▸ Task goal: Check every line below for the word "kind" and show those that hold it.

--------------------------------

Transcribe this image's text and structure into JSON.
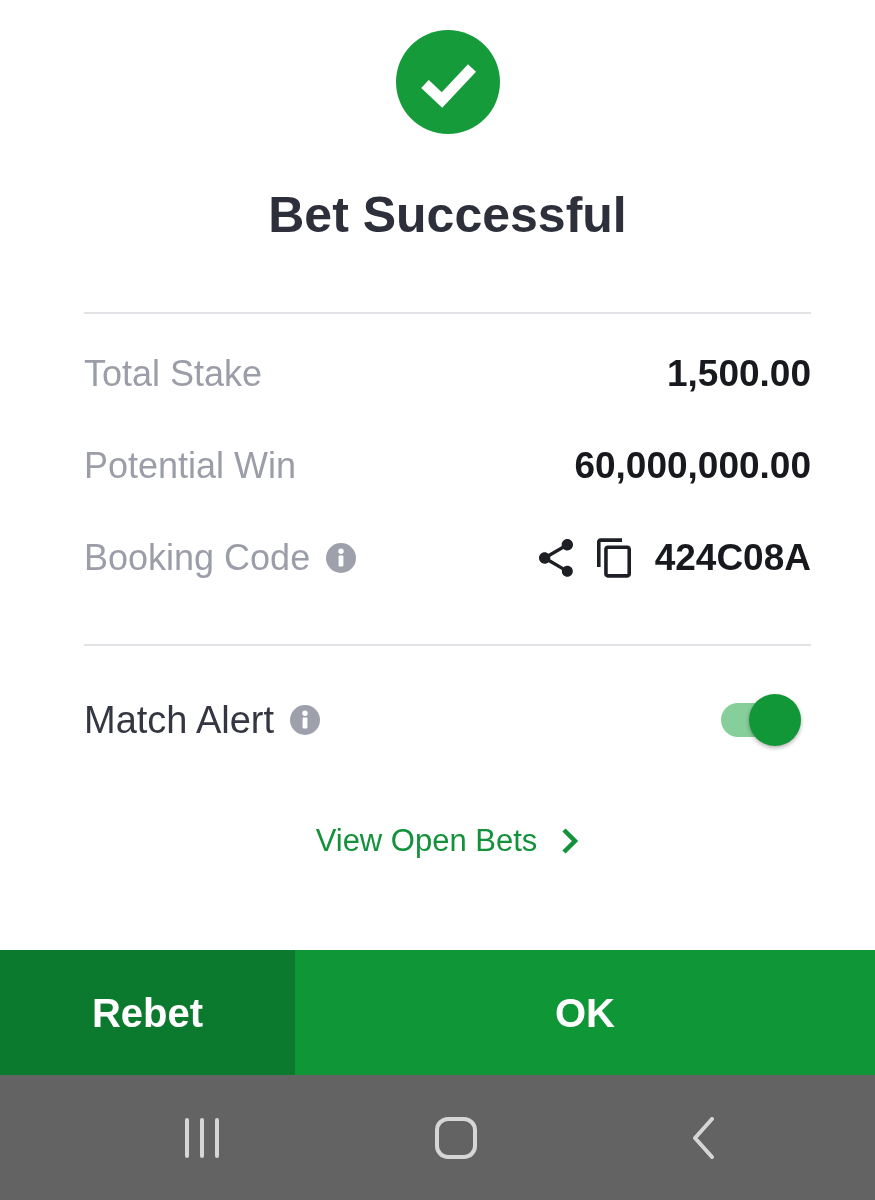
{
  "header": {
    "title": "Bet Successful"
  },
  "summary": [
    {
      "kind": "plain",
      "label": "Total Stake",
      "value": "1,500.00"
    },
    {
      "kind": "plain",
      "label": "Potential Win",
      "value": "60,000,000.00"
    },
    {
      "kind": "code",
      "label": "Booking Code",
      "value": "424C08A"
    }
  ],
  "match_alert": {
    "label": "Match Alert",
    "on": true
  },
  "link": {
    "label": "View Open Bets"
  },
  "actions": [
    {
      "kind": "secondary",
      "label": "Rebet"
    },
    {
      "kind": "primary",
      "label": "OK"
    }
  ]
}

--------------------------------

▸ The output:
      "kind": "plain",
      "kind": "plain",
      "kind": "code",
      "kind": "secondary",
      "kind": "primary",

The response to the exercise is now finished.